— start of ENTRIES SHOWN —

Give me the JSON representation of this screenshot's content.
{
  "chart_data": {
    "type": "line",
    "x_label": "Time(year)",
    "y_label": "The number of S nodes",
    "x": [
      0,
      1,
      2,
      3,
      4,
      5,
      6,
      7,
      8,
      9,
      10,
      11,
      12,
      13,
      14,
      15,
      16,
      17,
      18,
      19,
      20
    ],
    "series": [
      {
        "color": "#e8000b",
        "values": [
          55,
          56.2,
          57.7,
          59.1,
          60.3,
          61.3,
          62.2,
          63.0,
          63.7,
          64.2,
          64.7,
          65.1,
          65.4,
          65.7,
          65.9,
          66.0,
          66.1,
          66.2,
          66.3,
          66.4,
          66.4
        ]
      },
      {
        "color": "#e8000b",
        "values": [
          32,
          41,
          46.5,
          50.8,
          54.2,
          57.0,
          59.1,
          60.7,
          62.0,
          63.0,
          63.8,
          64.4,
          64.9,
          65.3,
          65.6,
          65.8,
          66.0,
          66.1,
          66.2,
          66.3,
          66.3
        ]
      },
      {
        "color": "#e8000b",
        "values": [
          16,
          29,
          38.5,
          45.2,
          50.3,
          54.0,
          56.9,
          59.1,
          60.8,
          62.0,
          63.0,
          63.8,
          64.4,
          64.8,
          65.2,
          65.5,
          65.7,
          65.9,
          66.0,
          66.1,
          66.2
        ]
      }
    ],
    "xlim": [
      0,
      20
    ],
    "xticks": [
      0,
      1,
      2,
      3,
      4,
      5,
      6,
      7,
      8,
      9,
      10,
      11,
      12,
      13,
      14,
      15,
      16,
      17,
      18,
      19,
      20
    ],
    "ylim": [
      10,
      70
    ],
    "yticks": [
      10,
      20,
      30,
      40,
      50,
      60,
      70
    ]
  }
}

— end of ENTRIES SHOWN —

DIRECTIVE: Reproduce all of the entries word for word.

CORRECT RESPONSE:
Give me the JSON representation of this screenshot's content.
{
  "chart_data": {
    "type": "line",
    "x_label": "Time(year)",
    "y_label": "The number of S nodes",
    "x": [
      0,
      1,
      2,
      3,
      4,
      5,
      6,
      7,
      8,
      9,
      10,
      11,
      12,
      13,
      14,
      15,
      16,
      17,
      18,
      19,
      20
    ],
    "series": [
      {
        "color": "#e8000b",
        "values": [
          55,
          56.2,
          57.7,
          59.1,
          60.3,
          61.3,
          62.2,
          63.0,
          63.7,
          64.2,
          64.7,
          65.1,
          65.4,
          65.7,
          65.9,
          66.0,
          66.1,
          66.2,
          66.3,
          66.4,
          66.4
        ]
      },
      {
        "color": "#e8000b",
        "values": [
          32,
          41,
          46.5,
          50.8,
          54.2,
          57.0,
          59.1,
          60.7,
          62.0,
          63.0,
          63.8,
          64.4,
          64.9,
          65.3,
          65.6,
          65.8,
          66.0,
          66.1,
          66.2,
          66.3,
          66.3
        ]
      },
      {
        "color": "#e8000b",
        "values": [
          16,
          29,
          38.5,
          45.2,
          50.3,
          54.0,
          56.9,
          59.1,
          60.8,
          62.0,
          63.0,
          63.8,
          64.4,
          64.8,
          65.2,
          65.5,
          65.7,
          65.9,
          66.0,
          66.1,
          66.2
        ]
      }
    ],
    "xlim": [
      0,
      20
    ],
    "xticks": [
      0,
      1,
      2,
      3,
      4,
      5,
      6,
      7,
      8,
      9,
      10,
      11,
      12,
      13,
      14,
      15,
      16,
      17,
      18,
      19,
      20
    ],
    "ylim": [
      10,
      70
    ],
    "yticks": [
      10,
      20,
      30,
      40,
      50,
      60,
      70
    ]
  }
}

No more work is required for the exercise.